** start of RECORDS SUPPLIED **

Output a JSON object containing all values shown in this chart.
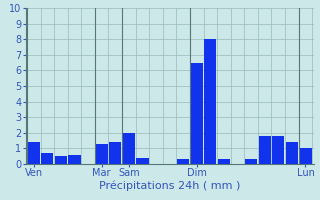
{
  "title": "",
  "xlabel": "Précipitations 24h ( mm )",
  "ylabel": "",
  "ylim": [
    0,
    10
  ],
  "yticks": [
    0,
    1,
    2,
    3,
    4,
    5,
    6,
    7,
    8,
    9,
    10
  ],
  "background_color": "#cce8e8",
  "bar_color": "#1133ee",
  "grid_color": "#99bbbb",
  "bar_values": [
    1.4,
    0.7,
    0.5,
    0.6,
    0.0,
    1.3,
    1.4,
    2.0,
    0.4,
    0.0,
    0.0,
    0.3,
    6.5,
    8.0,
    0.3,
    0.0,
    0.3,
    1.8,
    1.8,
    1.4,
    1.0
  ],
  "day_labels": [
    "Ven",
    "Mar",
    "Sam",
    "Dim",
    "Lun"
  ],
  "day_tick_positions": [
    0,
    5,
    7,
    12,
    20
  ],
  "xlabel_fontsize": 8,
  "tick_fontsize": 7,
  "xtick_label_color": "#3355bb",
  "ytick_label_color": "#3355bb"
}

** end of RECORDS SUPPLIED **
** start of RECORDS SUPPLIED **

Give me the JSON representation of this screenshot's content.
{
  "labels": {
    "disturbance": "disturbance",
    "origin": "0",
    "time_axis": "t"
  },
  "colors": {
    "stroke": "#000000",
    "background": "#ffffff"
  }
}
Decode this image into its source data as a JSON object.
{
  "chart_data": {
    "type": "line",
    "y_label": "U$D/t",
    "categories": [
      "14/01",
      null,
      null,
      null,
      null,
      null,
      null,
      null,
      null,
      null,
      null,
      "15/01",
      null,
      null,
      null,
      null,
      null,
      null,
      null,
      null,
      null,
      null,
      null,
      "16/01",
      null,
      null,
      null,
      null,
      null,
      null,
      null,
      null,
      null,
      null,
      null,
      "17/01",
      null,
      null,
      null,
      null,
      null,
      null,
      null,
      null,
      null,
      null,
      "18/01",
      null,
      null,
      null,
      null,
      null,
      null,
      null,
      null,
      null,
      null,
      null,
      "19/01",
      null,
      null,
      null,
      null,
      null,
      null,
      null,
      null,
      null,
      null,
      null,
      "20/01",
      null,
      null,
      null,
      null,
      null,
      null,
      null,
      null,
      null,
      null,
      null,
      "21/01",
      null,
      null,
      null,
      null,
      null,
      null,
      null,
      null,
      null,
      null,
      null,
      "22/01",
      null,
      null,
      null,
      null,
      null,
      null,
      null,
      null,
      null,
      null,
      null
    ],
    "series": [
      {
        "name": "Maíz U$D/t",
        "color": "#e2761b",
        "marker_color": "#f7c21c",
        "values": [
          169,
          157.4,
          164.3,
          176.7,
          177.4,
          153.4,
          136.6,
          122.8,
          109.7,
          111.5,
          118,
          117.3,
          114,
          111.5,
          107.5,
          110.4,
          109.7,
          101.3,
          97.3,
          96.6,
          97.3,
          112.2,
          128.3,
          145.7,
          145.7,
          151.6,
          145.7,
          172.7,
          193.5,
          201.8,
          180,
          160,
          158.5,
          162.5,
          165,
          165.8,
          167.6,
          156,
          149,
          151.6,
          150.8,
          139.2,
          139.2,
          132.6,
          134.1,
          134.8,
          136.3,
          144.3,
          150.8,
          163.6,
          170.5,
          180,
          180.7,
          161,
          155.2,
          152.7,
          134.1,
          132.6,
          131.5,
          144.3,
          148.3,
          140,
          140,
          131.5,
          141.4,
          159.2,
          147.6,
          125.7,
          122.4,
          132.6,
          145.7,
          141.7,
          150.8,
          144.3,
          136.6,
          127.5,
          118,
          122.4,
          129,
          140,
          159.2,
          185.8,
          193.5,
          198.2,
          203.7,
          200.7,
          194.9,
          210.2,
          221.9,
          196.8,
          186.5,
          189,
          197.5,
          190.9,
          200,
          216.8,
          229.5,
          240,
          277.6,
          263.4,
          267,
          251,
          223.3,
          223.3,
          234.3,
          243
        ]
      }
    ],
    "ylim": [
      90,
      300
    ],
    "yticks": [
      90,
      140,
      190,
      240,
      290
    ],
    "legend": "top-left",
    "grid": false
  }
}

** end of RECORDS SUPPLIED **

WORK INSTRUCTIONS >> Work out how many lines of the data above hold the word "object", and write only the count.

FULL OUTPUT >> 2